* Stated task A
Can you write out everything from "I had the same" down to "it on later." in the lever machine thread, swapping "budget" for "spending limit"?

* start Quoted text *

# considering a lever machine all advice appreciated



## jimwalsh (Sep 3, 2017)

Hi all

I am in the early stages of choosing a new machine to upgrade from a gaggia classic.

obviously a road well trodden by forum members.

my eye has been caught by the look of the lever machines.

I have a budget for the machine of up to £1000 (grinder will be dealt with separately)

I have seen the La Pavoni professional and the Elektra Micro Casa.

All thoughts suggestions or warnings appreciated. thanks


----------



## gwing (Jul 17, 2017)

Hi Jim,

I had the same sort of budget myself, with that and patience you might just about be able to pick up a used commercial group set machine, something like a Strega, Veloce or (stretching it) an L1. If you haven't the patience to wait and look for an unspecified period I talked last week to Bella Barrista and, although not listed on their site, they have a couple of ex-demo Veloces available which I would guess are £1300 or so.

If the lever bug bites you are very likely to want something better than a Pavoni or Elektra eventually (especially if you hang around here) so, personally I'd regard one of those as a trial machine and aim to pick a used one much cheaper than your budget, aiming to then sell it on later.

* end Quoted text *
* start Records to use *

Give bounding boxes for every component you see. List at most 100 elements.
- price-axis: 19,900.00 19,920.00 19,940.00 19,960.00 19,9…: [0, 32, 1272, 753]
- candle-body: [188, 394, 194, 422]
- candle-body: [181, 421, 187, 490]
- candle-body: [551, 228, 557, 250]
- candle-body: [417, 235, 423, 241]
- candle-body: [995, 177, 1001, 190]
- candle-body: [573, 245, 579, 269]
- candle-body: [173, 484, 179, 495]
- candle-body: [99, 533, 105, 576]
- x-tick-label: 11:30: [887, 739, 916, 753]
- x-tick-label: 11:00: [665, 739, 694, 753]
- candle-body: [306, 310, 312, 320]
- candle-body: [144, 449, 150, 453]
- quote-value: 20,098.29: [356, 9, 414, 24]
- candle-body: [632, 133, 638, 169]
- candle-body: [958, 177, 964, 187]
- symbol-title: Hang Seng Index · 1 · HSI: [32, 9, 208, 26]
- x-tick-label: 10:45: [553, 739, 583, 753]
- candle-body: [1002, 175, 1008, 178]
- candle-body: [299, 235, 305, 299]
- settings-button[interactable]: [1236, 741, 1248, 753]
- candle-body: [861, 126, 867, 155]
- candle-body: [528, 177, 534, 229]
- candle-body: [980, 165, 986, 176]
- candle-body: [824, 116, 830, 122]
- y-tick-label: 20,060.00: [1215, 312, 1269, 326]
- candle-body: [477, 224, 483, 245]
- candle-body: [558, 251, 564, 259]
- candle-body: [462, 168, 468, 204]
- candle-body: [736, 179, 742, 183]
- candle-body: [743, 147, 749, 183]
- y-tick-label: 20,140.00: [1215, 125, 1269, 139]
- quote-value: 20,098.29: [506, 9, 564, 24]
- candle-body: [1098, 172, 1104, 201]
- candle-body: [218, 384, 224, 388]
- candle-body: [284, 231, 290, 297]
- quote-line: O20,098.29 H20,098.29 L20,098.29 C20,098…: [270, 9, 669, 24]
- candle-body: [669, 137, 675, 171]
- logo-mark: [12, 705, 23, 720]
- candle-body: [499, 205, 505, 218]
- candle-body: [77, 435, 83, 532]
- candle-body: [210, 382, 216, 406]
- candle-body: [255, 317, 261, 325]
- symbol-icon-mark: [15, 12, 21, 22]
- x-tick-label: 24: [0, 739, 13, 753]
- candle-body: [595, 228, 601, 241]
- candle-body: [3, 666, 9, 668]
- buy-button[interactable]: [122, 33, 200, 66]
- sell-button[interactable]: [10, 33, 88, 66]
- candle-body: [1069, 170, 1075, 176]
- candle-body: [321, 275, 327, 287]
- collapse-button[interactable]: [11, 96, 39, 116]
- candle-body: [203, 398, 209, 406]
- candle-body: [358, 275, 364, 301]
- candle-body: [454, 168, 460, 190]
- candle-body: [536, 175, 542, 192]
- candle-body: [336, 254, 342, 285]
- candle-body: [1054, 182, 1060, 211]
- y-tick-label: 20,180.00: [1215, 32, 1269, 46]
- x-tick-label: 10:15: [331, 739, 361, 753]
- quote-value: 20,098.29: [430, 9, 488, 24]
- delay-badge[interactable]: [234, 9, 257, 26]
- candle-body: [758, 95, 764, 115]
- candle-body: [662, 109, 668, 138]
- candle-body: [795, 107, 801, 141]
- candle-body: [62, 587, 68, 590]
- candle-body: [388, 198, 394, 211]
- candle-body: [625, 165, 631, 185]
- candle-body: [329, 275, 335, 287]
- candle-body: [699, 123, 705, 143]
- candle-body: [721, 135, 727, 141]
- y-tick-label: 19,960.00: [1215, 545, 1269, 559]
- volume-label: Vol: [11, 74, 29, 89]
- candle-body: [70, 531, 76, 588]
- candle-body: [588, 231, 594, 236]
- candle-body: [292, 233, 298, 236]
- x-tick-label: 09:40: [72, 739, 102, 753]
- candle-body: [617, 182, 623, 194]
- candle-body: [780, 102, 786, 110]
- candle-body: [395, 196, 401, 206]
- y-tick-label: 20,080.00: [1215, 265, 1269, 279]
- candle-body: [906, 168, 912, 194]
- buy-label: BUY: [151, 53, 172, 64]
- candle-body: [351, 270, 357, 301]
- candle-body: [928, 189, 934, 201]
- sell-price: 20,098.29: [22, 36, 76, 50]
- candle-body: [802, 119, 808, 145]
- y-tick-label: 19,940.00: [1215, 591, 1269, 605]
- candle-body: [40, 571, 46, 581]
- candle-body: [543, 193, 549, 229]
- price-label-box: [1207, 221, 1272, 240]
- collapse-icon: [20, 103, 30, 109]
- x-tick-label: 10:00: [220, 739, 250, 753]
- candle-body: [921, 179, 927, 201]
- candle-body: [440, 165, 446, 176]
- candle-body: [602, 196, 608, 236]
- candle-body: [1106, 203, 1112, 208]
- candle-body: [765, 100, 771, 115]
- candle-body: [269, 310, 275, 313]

* end Records to use *

* Stated task B
Which lines of the listing contain the string "sell"? Copy each of them.

* Task answer A
I had the same sort of spending limit myself, with that and patience you might just about be able to pick up a used commercial group set machine, something like a Strega, Veloce or (stretching it) an L1. If you haven't the patience to wait and look for an unspecified period I talked last week to Bella Barrista and, although not listed on their site, they have a couple of ex-demo Veloces available which I would guess are £1300 or so.

If the lever bug bites you are very likely to want something better than a Pavoni or Elektra eventually (especially if you hang around here) so, personally I'd regard one of those as a trial machine and aim to pick a used one much cheaper than your spending limit, aiming to then sell it on later.

* Task answer B
- sell-button[interactable]: [10, 33, 88, 66]
- sell-price: 20,098.29: [22, 36, 76, 50]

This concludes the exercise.